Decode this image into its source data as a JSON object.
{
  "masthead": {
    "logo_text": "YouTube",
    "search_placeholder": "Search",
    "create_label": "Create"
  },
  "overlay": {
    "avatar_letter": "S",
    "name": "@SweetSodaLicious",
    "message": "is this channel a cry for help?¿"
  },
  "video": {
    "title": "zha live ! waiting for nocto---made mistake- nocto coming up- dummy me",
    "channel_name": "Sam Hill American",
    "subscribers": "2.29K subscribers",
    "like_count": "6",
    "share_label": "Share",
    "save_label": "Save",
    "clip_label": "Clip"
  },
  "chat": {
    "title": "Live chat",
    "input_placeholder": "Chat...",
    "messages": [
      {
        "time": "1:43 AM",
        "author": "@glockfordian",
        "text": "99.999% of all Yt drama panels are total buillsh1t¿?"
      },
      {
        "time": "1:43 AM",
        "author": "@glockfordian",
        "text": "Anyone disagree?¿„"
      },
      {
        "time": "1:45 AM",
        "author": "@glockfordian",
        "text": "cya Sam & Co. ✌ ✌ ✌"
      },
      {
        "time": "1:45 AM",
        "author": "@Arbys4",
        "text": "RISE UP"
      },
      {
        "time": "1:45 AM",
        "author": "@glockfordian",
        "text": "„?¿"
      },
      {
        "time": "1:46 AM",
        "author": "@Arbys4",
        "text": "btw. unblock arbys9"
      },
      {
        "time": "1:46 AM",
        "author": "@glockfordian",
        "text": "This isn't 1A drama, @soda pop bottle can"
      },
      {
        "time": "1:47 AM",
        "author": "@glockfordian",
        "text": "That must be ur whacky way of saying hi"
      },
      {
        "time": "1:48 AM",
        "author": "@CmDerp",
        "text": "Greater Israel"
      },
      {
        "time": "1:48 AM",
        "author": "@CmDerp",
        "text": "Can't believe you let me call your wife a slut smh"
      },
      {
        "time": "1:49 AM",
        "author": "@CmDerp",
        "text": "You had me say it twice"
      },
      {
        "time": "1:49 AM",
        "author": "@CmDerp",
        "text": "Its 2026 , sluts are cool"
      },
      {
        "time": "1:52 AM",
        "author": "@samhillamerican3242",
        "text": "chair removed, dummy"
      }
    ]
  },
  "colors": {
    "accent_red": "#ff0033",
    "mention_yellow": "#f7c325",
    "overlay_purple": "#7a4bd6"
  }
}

EXERCISE GOAL: List each line of the entries that holds the string "title".

EXPECTED ANSWER:
    "title": "zha live ! waiting for nocto---made mistake- nocto coming up- dummy me",
    "title": "Live chat",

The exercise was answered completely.